>>>

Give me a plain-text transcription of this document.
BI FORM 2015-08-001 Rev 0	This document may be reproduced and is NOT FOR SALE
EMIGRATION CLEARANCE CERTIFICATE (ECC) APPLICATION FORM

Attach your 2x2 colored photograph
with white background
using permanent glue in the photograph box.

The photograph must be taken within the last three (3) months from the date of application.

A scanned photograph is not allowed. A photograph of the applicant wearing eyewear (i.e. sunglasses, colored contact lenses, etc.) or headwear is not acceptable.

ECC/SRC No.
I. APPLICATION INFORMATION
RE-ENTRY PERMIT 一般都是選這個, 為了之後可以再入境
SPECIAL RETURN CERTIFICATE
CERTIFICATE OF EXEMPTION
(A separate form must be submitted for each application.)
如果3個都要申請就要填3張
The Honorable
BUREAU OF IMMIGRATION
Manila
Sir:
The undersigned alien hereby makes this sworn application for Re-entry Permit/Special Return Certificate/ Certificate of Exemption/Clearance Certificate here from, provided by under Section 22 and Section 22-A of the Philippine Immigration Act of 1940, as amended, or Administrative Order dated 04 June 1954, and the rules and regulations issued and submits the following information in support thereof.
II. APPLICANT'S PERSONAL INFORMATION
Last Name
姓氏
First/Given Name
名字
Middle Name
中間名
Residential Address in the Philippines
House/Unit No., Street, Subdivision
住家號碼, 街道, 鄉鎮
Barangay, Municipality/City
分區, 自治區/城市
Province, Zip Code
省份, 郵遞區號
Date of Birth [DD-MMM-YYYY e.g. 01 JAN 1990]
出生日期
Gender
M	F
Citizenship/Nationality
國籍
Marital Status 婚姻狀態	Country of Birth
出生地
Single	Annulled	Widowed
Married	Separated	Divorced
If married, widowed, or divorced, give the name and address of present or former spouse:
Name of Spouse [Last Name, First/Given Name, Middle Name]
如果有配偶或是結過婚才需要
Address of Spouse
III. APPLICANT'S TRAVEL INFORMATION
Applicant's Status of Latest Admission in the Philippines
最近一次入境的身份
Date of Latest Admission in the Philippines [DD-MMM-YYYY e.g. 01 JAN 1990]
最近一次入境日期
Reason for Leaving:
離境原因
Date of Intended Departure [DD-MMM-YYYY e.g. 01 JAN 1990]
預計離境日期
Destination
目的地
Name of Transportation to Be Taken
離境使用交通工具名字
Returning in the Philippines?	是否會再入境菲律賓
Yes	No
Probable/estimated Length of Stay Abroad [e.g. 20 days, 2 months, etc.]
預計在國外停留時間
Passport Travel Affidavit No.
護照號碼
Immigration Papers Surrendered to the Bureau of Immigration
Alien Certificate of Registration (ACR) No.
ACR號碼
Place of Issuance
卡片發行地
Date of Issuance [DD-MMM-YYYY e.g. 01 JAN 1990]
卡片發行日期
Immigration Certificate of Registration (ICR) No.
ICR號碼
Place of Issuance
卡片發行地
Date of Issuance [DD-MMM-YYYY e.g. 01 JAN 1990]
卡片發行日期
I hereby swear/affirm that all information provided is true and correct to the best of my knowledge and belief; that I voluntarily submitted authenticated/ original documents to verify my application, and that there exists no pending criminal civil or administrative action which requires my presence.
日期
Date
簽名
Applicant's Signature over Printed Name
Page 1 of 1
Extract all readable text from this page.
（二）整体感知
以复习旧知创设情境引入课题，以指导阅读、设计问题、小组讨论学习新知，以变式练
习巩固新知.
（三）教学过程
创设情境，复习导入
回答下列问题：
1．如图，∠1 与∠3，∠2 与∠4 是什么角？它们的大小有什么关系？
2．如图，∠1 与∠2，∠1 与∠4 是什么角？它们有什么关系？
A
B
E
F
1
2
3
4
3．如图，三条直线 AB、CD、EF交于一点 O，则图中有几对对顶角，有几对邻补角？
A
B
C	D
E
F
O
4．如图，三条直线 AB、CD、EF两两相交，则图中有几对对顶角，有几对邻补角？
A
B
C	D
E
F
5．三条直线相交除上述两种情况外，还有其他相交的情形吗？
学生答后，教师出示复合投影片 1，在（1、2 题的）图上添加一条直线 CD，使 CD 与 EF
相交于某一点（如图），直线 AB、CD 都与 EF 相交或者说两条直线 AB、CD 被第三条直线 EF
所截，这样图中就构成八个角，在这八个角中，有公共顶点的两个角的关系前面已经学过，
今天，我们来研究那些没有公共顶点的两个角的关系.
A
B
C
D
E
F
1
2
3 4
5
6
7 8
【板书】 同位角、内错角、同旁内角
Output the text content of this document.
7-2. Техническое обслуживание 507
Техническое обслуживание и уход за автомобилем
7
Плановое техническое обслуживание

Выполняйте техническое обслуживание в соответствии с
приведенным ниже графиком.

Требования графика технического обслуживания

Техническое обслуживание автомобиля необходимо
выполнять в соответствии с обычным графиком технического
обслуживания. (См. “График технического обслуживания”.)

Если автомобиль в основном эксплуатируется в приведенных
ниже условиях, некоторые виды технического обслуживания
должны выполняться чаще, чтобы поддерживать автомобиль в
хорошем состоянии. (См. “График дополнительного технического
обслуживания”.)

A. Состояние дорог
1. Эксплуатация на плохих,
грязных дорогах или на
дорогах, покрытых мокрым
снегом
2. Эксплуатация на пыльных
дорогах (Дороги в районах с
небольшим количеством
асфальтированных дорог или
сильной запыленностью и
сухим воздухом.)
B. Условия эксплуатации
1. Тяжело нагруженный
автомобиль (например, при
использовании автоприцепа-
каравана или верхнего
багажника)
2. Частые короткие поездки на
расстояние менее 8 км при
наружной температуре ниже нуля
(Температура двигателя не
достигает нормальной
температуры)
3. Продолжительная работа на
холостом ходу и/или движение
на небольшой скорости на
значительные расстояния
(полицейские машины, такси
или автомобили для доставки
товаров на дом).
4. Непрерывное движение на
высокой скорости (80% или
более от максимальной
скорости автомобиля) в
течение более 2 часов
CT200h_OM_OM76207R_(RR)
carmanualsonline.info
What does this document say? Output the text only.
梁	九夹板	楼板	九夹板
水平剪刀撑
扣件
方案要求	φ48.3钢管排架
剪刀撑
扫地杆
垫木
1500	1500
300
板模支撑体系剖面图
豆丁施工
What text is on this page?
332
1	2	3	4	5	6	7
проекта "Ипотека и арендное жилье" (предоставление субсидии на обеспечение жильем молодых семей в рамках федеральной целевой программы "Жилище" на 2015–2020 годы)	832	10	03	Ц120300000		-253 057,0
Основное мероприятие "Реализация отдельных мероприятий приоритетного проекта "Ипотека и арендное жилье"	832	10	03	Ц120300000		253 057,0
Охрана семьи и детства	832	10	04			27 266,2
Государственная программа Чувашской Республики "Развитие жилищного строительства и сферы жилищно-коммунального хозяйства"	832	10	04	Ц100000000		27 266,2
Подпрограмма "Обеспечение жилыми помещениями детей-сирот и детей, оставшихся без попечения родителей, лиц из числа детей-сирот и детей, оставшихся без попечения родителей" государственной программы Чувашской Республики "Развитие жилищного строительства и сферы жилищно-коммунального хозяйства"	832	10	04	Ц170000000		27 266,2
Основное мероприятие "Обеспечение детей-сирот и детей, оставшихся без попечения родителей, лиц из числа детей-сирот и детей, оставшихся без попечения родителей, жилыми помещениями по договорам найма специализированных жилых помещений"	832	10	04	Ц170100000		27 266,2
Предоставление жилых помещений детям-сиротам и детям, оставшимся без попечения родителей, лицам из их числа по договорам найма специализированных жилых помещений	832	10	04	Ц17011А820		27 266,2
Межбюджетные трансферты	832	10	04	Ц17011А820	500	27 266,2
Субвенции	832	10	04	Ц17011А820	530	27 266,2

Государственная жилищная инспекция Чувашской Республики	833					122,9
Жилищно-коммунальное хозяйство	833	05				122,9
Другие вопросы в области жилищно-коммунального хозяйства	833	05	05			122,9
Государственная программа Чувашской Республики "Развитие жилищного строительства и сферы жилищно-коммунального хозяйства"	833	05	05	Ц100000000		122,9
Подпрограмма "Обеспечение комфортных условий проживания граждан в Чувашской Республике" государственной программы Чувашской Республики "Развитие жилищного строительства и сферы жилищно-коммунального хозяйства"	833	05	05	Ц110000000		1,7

<<<

STATED EXERCISE: For each line of the entries that includes "colored", show that line.

ANSWER TO THIS EXERCISE:
Attach your 2x2 colored photograph
A scanned photograph is not allowed. A photograph of the applicant wearing eyewear (i.e. sunglasses, colored contact lenses, etc.) or headwear is not acceptable.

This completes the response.